Description of the task:
Write out the records word for word, with no pictures.

--- BEGIN Dataset entries ---

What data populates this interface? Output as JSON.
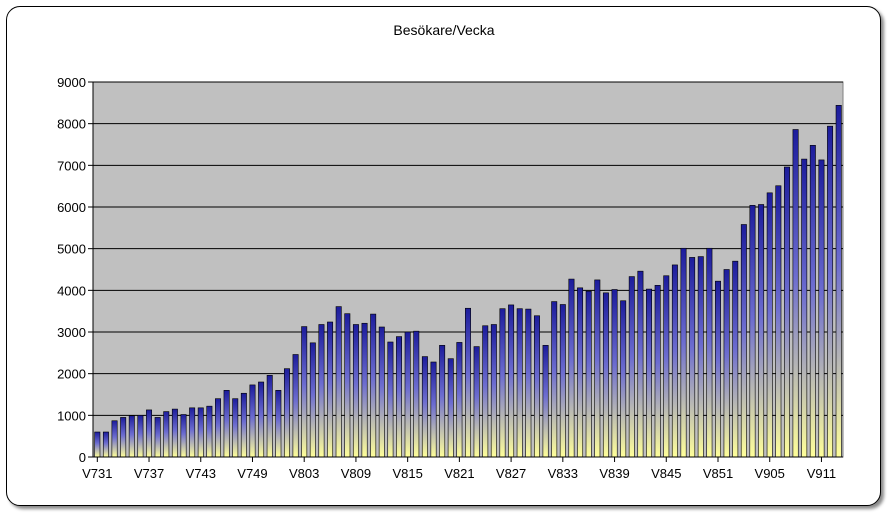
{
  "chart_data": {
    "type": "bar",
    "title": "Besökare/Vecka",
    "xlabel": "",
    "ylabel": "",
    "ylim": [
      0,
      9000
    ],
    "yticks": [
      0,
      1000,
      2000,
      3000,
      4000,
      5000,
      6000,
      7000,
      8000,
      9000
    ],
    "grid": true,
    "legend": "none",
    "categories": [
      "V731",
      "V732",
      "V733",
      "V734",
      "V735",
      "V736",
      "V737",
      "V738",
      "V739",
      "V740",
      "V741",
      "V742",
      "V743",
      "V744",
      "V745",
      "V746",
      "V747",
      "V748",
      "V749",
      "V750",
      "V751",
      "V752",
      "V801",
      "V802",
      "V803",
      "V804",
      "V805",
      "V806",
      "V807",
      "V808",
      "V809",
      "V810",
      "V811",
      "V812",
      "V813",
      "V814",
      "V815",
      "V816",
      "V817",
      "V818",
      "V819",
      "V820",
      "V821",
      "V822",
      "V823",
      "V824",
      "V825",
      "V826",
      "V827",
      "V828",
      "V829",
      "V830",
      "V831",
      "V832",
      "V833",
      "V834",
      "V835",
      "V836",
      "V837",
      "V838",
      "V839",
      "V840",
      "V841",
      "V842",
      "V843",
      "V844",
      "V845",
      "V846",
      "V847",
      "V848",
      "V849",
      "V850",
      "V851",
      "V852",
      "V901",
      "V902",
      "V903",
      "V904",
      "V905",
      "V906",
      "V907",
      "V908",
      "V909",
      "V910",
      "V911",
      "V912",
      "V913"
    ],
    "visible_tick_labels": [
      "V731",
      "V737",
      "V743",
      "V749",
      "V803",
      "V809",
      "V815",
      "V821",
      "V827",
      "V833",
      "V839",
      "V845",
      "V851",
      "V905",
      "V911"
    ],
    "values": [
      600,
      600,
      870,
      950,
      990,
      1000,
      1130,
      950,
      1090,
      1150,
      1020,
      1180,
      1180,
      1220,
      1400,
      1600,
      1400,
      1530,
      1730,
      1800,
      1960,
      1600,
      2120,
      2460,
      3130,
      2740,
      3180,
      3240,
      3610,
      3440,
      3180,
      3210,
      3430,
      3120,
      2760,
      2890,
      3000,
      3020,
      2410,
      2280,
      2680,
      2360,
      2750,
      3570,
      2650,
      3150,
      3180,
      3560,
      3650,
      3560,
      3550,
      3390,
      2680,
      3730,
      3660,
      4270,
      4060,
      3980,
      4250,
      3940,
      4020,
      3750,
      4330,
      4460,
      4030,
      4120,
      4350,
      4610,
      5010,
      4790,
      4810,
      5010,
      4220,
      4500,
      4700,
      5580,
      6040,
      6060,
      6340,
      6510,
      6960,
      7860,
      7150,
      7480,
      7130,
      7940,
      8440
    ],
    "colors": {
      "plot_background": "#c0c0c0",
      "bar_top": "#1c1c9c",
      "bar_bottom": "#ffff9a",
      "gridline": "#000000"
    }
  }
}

--- END Dataset entries ---

Task response:
What data populates this interface? Output as JSON.
{
  "chart_data": {
    "type": "bar",
    "title": "Besökare/Vecka",
    "xlabel": "",
    "ylabel": "",
    "ylim": [
      0,
      9000
    ],
    "yticks": [
      0,
      1000,
      2000,
      3000,
      4000,
      5000,
      6000,
      7000,
      8000,
      9000
    ],
    "grid": true,
    "legend": "none",
    "categories": [
      "V731",
      "V732",
      "V733",
      "V734",
      "V735",
      "V736",
      "V737",
      "V738",
      "V739",
      "V740",
      "V741",
      "V742",
      "V743",
      "V744",
      "V745",
      "V746",
      "V747",
      "V748",
      "V749",
      "V750",
      "V751",
      "V752",
      "V801",
      "V802",
      "V803",
      "V804",
      "V805",
      "V806",
      "V807",
      "V808",
      "V809",
      "V810",
      "V811",
      "V812",
      "V813",
      "V814",
      "V815",
      "V816",
      "V817",
      "V818",
      "V819",
      "V820",
      "V821",
      "V822",
      "V823",
      "V824",
      "V825",
      "V826",
      "V827",
      "V828",
      "V829",
      "V830",
      "V831",
      "V832",
      "V833",
      "V834",
      "V835",
      "V836",
      "V837",
      "V838",
      "V839",
      "V840",
      "V841",
      "V842",
      "V843",
      "V844",
      "V845",
      "V846",
      "V847",
      "V848",
      "V849",
      "V850",
      "V851",
      "V852",
      "V901",
      "V902",
      "V903",
      "V904",
      "V905",
      "V906",
      "V907",
      "V908",
      "V909",
      "V910",
      "V911",
      "V912",
      "V913"
    ],
    "visible_tick_labels": [
      "V731",
      "V737",
      "V743",
      "V749",
      "V803",
      "V809",
      "V815",
      "V821",
      "V827",
      "V833",
      "V839",
      "V845",
      "V851",
      "V905",
      "V911"
    ],
    "values": [
      600,
      600,
      870,
      950,
      990,
      1000,
      1130,
      950,
      1090,
      1150,
      1020,
      1180,
      1180,
      1220,
      1400,
      1600,
      1400,
      1530,
      1730,
      1800,
      1960,
      1600,
      2120,
      2460,
      3130,
      2740,
      3180,
      3240,
      3610,
      3440,
      3180,
      3210,
      3430,
      3120,
      2760,
      2890,
      3000,
      3020,
      2410,
      2280,
      2680,
      2360,
      2750,
      3570,
      2650,
      3150,
      3180,
      3560,
      3650,
      3560,
      3550,
      3390,
      2680,
      3730,
      3660,
      4270,
      4060,
      3980,
      4250,
      3940,
      4020,
      3750,
      4330,
      4460,
      4030,
      4120,
      4350,
      4610,
      5010,
      4790,
      4810,
      5010,
      4220,
      4500,
      4700,
      5580,
      6040,
      6060,
      6340,
      6510,
      6960,
      7860,
      7150,
      7480,
      7130,
      7940,
      8440
    ],
    "colors": {
      "plot_background": "#c0c0c0",
      "bar_top": "#1c1c9c",
      "bar_bottom": "#ffff9a",
      "gridline": "#000000"
    }
  }
}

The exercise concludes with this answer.